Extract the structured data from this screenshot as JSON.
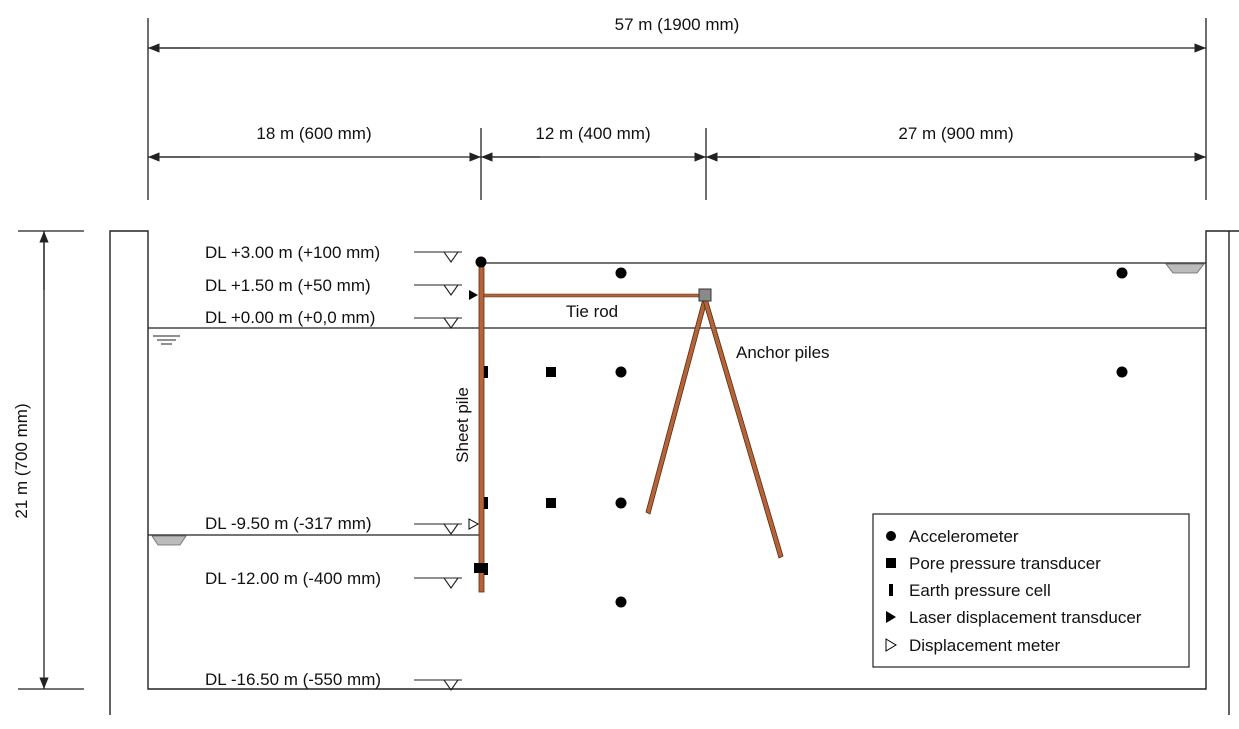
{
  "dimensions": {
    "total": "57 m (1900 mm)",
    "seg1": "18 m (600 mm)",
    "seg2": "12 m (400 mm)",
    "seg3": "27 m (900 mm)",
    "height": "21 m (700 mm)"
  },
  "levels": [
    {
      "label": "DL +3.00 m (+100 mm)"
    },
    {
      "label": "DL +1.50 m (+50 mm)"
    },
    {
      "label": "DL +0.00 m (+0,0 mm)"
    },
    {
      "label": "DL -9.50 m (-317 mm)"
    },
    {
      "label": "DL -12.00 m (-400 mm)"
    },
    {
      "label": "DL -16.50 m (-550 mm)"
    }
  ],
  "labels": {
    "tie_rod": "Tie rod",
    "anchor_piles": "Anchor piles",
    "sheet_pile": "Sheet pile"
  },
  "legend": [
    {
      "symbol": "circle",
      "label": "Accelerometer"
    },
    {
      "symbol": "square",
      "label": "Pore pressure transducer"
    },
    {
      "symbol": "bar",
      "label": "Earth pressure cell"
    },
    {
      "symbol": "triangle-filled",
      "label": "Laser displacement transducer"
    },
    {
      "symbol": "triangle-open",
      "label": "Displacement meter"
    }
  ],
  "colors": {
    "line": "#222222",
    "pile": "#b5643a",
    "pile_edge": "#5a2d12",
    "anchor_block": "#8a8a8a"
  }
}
───
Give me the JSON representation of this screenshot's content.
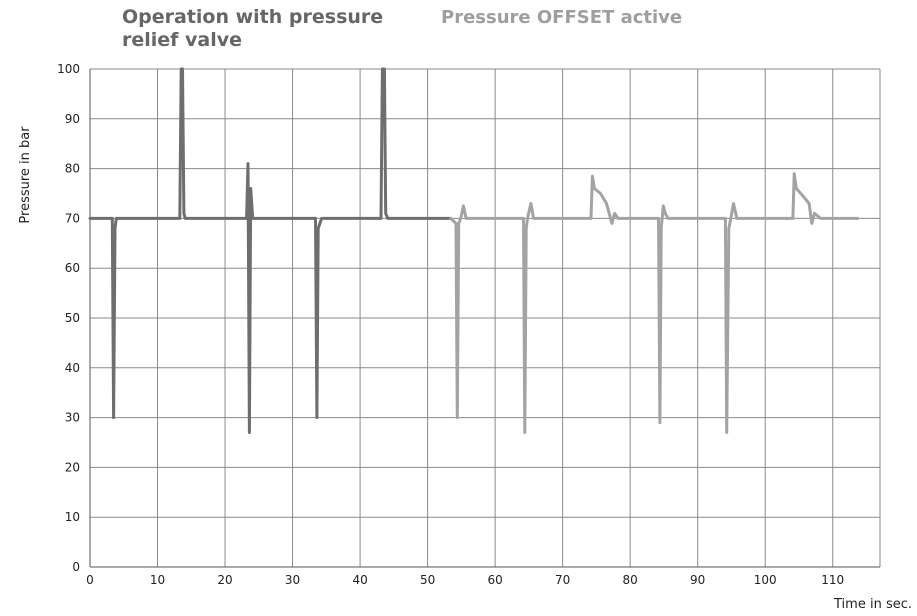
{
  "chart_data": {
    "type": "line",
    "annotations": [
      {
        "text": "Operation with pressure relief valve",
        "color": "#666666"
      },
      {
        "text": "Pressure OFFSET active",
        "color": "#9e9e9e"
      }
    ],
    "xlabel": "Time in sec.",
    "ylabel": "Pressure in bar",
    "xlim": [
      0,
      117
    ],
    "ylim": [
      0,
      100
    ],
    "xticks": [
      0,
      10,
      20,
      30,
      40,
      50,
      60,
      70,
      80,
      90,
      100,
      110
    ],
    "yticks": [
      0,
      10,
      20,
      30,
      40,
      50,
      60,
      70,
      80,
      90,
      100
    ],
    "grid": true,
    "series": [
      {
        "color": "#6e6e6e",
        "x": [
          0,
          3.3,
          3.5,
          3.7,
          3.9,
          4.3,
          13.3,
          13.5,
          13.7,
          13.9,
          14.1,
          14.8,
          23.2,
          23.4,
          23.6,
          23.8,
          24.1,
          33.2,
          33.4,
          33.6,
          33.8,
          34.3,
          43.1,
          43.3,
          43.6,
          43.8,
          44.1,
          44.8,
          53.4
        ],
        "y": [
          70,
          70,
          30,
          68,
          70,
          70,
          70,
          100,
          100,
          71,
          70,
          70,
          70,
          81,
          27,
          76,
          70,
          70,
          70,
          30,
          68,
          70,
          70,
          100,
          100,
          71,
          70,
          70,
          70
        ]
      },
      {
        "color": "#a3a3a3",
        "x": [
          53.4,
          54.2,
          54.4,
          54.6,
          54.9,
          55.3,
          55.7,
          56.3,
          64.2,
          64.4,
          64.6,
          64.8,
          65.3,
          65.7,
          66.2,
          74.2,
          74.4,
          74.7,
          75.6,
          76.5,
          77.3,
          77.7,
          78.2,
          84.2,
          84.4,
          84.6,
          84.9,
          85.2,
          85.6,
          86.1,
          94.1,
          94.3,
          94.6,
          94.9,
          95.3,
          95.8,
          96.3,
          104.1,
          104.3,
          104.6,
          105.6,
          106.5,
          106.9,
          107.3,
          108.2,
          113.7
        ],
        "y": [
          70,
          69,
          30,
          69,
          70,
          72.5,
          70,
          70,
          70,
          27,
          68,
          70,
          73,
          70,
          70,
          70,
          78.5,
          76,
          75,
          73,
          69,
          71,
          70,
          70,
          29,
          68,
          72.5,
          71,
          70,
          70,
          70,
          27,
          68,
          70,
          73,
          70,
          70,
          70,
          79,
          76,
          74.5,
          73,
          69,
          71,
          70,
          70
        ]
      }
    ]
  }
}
───
• EXERCISE GOAL:
Consider the entries above and return each line with the string "transducer".

• EXPECTED OUTPUT:
      "label": "Pore pressure transducer"
      "label": "Laser displacement transducer"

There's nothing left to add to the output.